**YOUR OBJECTIVE:** Reproduce the entries in full, with no changes.
-- start --
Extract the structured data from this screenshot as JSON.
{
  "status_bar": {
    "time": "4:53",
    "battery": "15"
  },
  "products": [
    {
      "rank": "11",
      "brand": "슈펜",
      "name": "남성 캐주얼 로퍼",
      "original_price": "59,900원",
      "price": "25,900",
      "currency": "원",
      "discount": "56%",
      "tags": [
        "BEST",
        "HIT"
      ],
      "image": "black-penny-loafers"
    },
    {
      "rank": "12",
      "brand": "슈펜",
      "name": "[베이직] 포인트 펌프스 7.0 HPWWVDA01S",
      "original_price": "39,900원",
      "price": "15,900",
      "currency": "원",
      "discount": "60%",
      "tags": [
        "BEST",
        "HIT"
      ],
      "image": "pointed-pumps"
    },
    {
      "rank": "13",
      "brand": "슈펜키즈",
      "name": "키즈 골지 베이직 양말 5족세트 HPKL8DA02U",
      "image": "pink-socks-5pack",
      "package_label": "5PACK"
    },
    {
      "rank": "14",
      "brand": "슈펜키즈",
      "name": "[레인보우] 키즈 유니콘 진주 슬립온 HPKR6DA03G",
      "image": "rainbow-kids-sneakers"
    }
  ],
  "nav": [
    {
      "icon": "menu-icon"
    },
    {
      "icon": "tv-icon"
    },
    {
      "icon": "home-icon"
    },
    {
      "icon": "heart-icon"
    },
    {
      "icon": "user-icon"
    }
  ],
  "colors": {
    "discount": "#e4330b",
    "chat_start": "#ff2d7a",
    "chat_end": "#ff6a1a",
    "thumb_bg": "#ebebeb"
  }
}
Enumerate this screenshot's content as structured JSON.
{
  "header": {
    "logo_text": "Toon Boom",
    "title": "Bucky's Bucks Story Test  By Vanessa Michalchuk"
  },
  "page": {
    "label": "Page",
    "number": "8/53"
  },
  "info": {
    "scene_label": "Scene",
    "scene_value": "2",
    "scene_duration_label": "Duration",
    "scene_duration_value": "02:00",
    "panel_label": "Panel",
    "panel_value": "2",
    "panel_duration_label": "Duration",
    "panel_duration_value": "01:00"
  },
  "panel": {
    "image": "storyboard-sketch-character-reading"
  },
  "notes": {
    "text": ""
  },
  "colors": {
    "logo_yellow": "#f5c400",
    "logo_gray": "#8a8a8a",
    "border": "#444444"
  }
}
-- end --
**ANSWER IN FULL:**
Extract the structured data from this screenshot as JSON.
{
  "status_bar": {
    "time": "4:53",
    "battery": "15"
  },
  "products": [
    {
      "rank": "11",
      "brand": "슈펜",
      "name": "남성 캐주얼 로퍼",
      "original_price": "59,900원",
      "price": "25,900",
      "currency": "원",
      "discount": "56%",
      "tags": [
        "BEST",
        "HIT"
      ],
      "image": "black-penny-loafers"
    },
    {
      "rank": "12",
      "brand": "슈펜",
      "name": "[베이직] 포인트 펌프스 7.0 HPWWVDA01S",
      "original_price": "39,900원",
      "price": "15,900",
      "currency": "원",
      "discount": "60%",
      "tags": [
        "BEST",
        "HIT"
      ],
      "image": "pointed-pumps"
    },
    {
      "rank": "13",
      "brand": "슈펜키즈",
      "name": "키즈 골지 베이직 양말 5족세트 HPKL8DA02U",
      "image": "pink-socks-5pack",
      "package_label": "5PACK"
    },
    {
      "rank": "14",
      "brand": "슈펜키즈",
      "name": "[레인보우] 키즈 유니콘 진주 슬립온 HPKR6DA03G",
      "image": "rainbow-kids-sneakers"
    }
  ],
  "nav": [
    {
      "icon": "menu-icon"
    },
    {
      "icon": "tv-icon"
    },
    {
      "icon": "home-icon"
    },
    {
      "icon": "heart-icon"
    },
    {
      "icon": "user-icon"
    }
  ],
  "colors": {
    "discount": "#e4330b",
    "chat_start": "#ff2d7a",
    "chat_end": "#ff6a1a",
    "thumb_bg": "#ebebeb"
  }
}
Enumerate this screenshot's content as structured JSON.
{
  "header": {
    "logo_text": "Toon Boom",
    "title": "Bucky's Bucks Story Test  By Vanessa Michalchuk"
  },
  "page": {
    "label": "Page",
    "number": "8/53"
  },
  "info": {
    "scene_label": "Scene",
    "scene_value": "2",
    "scene_duration_label": "Duration",
    "scene_duration_value": "02:00",
    "panel_label": "Panel",
    "panel_value": "2",
    "panel_duration_label": "Duration",
    "panel_duration_value": "01:00"
  },
  "panel": {
    "image": "storyboard-sketch-character-reading"
  },
  "notes": {
    "text": ""
  },
  "colors": {
    "logo_yellow": "#f5c400",
    "logo_gray": "#8a8a8a",
    "border": "#444444"
  }
}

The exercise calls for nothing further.